● BRIEF: Copy all the material below, exactly as it stands.

— begin —

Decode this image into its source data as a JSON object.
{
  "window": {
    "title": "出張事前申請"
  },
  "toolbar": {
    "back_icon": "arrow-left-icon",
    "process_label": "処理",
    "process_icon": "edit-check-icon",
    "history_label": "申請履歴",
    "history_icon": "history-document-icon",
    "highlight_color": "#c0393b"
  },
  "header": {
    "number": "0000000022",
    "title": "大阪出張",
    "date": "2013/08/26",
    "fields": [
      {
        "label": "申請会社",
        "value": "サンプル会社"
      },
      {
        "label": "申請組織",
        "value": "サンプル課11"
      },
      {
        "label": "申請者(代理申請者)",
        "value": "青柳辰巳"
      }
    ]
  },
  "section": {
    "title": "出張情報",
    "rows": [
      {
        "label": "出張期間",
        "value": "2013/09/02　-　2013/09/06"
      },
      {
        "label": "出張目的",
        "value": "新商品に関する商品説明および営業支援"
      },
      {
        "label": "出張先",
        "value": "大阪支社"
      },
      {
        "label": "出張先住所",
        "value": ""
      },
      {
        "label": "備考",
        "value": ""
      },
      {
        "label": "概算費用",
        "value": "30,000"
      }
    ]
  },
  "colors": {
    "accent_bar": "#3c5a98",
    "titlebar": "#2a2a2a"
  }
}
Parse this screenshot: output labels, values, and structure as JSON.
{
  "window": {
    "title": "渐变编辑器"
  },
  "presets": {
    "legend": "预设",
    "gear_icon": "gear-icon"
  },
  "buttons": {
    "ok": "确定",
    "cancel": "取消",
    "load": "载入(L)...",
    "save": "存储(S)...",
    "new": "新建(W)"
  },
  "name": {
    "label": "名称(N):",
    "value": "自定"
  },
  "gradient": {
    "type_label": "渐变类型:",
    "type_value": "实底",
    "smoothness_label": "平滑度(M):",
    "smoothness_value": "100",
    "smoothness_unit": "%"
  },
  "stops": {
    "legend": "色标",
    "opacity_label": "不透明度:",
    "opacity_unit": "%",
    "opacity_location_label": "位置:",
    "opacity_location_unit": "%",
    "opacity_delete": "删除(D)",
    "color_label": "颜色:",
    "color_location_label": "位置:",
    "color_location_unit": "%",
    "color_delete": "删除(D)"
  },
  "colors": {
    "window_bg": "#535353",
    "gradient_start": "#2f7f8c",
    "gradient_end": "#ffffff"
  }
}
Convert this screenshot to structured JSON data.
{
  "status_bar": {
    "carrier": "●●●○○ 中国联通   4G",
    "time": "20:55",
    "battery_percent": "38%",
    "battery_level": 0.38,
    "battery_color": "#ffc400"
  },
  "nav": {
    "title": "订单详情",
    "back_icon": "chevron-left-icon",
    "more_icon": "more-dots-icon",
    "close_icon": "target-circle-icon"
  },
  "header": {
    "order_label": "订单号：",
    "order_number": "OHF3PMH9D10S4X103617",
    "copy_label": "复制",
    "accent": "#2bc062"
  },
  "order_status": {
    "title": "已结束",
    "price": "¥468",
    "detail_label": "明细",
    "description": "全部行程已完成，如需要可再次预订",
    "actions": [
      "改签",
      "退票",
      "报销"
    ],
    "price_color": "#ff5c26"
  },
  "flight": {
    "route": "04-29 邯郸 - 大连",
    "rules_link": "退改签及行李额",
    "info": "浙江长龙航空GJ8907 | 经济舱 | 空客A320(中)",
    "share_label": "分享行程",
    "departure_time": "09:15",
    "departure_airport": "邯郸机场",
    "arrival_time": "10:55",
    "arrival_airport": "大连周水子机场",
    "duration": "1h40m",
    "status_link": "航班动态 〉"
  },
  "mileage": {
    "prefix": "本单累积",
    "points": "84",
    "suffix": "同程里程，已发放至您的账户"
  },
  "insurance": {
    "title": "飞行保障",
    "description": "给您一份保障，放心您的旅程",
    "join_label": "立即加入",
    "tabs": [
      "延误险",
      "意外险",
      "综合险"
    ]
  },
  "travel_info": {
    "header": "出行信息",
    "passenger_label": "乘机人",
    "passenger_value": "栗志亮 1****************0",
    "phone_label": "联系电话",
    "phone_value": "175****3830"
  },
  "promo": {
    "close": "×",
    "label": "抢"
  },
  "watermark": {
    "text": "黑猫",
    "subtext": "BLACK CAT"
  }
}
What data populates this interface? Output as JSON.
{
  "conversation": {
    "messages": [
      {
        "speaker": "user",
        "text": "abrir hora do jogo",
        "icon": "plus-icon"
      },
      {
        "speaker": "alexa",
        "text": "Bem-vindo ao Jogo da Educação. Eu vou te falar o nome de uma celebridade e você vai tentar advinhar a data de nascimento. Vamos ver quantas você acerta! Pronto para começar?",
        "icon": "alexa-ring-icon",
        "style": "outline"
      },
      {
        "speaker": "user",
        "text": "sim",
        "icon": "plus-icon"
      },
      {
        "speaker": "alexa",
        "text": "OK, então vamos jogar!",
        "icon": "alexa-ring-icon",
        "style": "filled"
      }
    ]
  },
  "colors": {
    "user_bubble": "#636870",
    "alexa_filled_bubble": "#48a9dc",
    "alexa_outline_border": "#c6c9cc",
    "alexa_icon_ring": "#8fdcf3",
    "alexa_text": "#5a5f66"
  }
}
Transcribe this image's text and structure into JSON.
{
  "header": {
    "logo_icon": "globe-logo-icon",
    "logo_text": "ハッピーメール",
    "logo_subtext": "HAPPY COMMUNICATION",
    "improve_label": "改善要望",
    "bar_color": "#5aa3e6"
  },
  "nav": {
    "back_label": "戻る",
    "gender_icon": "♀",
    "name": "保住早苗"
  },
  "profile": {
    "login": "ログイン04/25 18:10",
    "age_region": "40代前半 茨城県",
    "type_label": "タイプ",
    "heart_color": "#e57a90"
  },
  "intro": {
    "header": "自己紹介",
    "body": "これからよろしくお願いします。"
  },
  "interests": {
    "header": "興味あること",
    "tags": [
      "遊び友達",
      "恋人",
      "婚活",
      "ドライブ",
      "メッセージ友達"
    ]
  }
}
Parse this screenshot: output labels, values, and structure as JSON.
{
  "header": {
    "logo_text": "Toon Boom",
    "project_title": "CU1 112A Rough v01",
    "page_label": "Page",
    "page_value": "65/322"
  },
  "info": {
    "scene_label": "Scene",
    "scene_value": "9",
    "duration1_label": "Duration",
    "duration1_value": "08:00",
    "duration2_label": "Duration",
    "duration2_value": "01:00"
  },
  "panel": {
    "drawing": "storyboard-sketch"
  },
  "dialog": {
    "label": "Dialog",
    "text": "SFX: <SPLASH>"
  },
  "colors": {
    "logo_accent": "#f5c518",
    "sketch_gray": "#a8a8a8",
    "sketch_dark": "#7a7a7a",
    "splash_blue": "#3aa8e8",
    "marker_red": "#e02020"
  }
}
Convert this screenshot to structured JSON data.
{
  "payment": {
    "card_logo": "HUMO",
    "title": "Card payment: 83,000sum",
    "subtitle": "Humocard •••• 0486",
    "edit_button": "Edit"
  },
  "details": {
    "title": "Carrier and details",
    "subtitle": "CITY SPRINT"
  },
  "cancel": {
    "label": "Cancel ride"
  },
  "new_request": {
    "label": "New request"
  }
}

— end —

● FINAL ANSWER:
Decode this image into its source data as a JSON object.
{
  "window": {
    "title": "出張事前申請"
  },
  "toolbar": {
    "back_icon": "arrow-left-icon",
    "process_label": "処理",
    "process_icon": "edit-check-icon",
    "history_label": "申請履歴",
    "history_icon": "history-document-icon",
    "highlight_color": "#c0393b"
  },
  "header": {
    "number": "0000000022",
    "title": "大阪出張",
    "date": "2013/08/26",
    "fields": [
      {
        "label": "申請会社",
        "value": "サンプル会社"
      },
      {
        "label": "申請組織",
        "value": "サンプル課11"
      },
      {
        "label": "申請者(代理申請者)",
        "value": "青柳辰巳"
      }
    ]
  },
  "section": {
    "title": "出張情報",
    "rows": [
      {
        "label": "出張期間",
        "value": "2013/09/02　-　2013/09/06"
      },
      {
        "label": "出張目的",
        "value": "新商品に関する商品説明および営業支援"
      },
      {
        "label": "出張先",
        "value": "大阪支社"
      },
      {
        "label": "出張先住所",
        "value": ""
      },
      {
        "label": "備考",
        "value": ""
      },
      {
        "label": "概算費用",
        "value": "30,000"
      }
    ]
  },
  "colors": {
    "accent_bar": "#3c5a98",
    "titlebar": "#2a2a2a"
  }
}
Parse this screenshot: output labels, values, and structure as JSON.
{
  "window": {
    "title": "渐变编辑器"
  },
  "presets": {
    "legend": "预设",
    "gear_icon": "gear-icon"
  },
  "buttons": {
    "ok": "确定",
    "cancel": "取消",
    "load": "载入(L)...",
    "save": "存储(S)...",
    "new": "新建(W)"
  },
  "name": {
    "label": "名称(N):",
    "value": "自定"
  },
  "gradient": {
    "type_label": "渐变类型:",
    "type_value": "实底",
    "smoothness_label": "平滑度(M):",
    "smoothness_value": "100",
    "smoothness_unit": "%"
  },
  "stops": {
    "legend": "色标",
    "opacity_label": "不透明度:",
    "opacity_unit": "%",
    "opacity_location_label": "位置:",
    "opacity_location_unit": "%",
    "opacity_delete": "删除(D)",
    "color_label": "颜色:",
    "color_location_label": "位置:",
    "color_location_unit": "%",
    "color_delete": "删除(D)"
  },
  "colors": {
    "window_bg": "#535353",
    "gradient_start": "#2f7f8c",
    "gradient_end": "#ffffff"
  }
}
Convert this screenshot to structured JSON data.
{
  "status_bar": {
    "carrier": "●●●○○ 中国联通   4G",
    "time": "20:55",
    "battery_percent": "38%",
    "battery_level": 0.38,
    "battery_color": "#ffc400"
  },
  "nav": {
    "title": "订单详情",
    "back_icon": "chevron-left-icon",
    "more_icon": "more-dots-icon",
    "close_icon": "target-circle-icon"
  },
  "header": {
    "order_label": "订单号：",
    "order_number": "OHF3PMH9D10S4X103617",
    "copy_label": "复制",
    "accent": "#2bc062"
  },
  "order_status": {
    "title": "已结束",
    "price": "¥468",
    "detail_label": "明细",
    "description": "全部行程已完成，如需要可再次预订",
    "actions": [
      "改签",
      "退票",
      "报销"
    ],
    "price_color": "#ff5c26"
  },
  "flight": {
    "route": "04-29 邯郸 - 大连",
    "rules_link": "退改签及行李额",
    "info": "浙江长龙航空GJ8907 | 经济舱 | 空客A320(中)",
    "share_label": "分享行程",
    "departure_time": "09:15",
    "departure_airport": "邯郸机场",
    "arrival_time": "10:55",
    "arrival_airport": "大连周水子机场",
    "duration": "1h40m",
    "status_link": "航班动态 〉"
  },
  "mileage": {
    "prefix": "本单累积",
    "points": "84",
    "suffix": "同程里程，已发放至您的账户"
  },
  "insurance": {
    "title": "飞行保障",
    "description": "给您一份保障，放心您的旅程",
    "join_label": "立即加入",
    "tabs": [
      "延误险",
      "意外险",
      "综合险"
    ]
  },
  "travel_info": {
    "header": "出行信息",
    "passenger_label": "乘机人",
    "passenger_value": "栗志亮 1****************0",
    "phone_label": "联系电话",
    "phone_value": "175****3830"
  },
  "promo": {
    "close": "×",
    "label": "抢"
  },
  "watermark": {
    "text": "黑猫",
    "subtext": "BLACK CAT"
  }
}
What data populates this interface? Output as JSON.
{
  "conversation": {
    "messages": [
      {
        "speaker": "user",
        "text": "abrir hora do jogo",
        "icon": "plus-icon"
      },
      {
        "speaker": "alexa",
        "text": "Bem-vindo ao Jogo da Educação. Eu vou te falar o nome de uma celebridade e você vai tentar advinhar a data de nascimento. Vamos ver quantas você acerta! Pronto para começar?",
        "icon": "alexa-ring-icon",
        "style": "outline"
      },
      {
        "speaker": "user",
        "text": "sim",
        "icon": "plus-icon"
      },
      {
        "speaker": "alexa",
        "text": "OK, então vamos jogar!",
        "icon": "alexa-ring-icon",
        "style": "filled"
      }
    ]
  },
  "colors": {
    "user_bubble": "#636870",
    "alexa_filled_bubble": "#48a9dc",
    "alexa_outline_border": "#c6c9cc",
    "alexa_icon_ring": "#8fdcf3",
    "alexa_text": "#5a5f66"
  }
}
Transcribe this image's text and structure into JSON.
{
  "header": {
    "logo_icon": "globe-logo-icon",
    "logo_text": "ハッピーメール",
    "logo_subtext": "HAPPY COMMUNICATION",
    "improve_label": "改善要望",
    "bar_color": "#5aa3e6"
  },
  "nav": {
    "back_label": "戻る",
    "gender_icon": "♀",
    "name": "保住早苗"
  },
  "profile": {
    "login": "ログイン04/25 18:10",
    "age_region": "40代前半 茨城県",
    "type_label": "タイプ",
    "heart_color": "#e57a90"
  },
  "intro": {
    "header": "自己紹介",
    "body": "これからよろしくお願いします。"
  },
  "interests": {
    "header": "興味あること",
    "tags": [
      "遊び友達",
      "恋人",
      "婚活",
      "ドライブ",
      "メッセージ友達"
    ]
  }
}
Parse this screenshot: output labels, values, and structure as JSON.
{
  "header": {
    "logo_text": "Toon Boom",
    "project_title": "CU1 112A Rough v01",
    "page_label": "Page",
    "page_value": "65/322"
  },
  "info": {
    "scene_label": "Scene",
    "scene_value": "9",
    "duration1_label": "Duration",
    "duration1_value": "08:00",
    "duration2_label": "Duration",
    "duration2_value": "01:00"
  },
  "panel": {
    "drawing": "storyboard-sketch"
  },
  "dialog": {
    "label": "Dialog",
    "text": "SFX: <SPLASH>"
  },
  "colors": {
    "logo_accent": "#f5c518",
    "sketch_gray": "#a8a8a8",
    "sketch_dark": "#7a7a7a",
    "splash_blue": "#3aa8e8",
    "marker_red": "#e02020"
  }
}
Convert this screenshot to structured JSON data.
{
  "payment": {
    "card_logo": "HUMO",
    "title": "Card payment: 83,000sum",
    "subtitle": "Humocard •••• 0486",
    "edit_button": "Edit"
  },
  "details": {
    "title": "Carrier and details",
    "subtitle": "CITY SPRINT"
  },
  "cancel": {
    "label": "Cancel ride"
  },
  "new_request": {
    "label": "New request"
  }
}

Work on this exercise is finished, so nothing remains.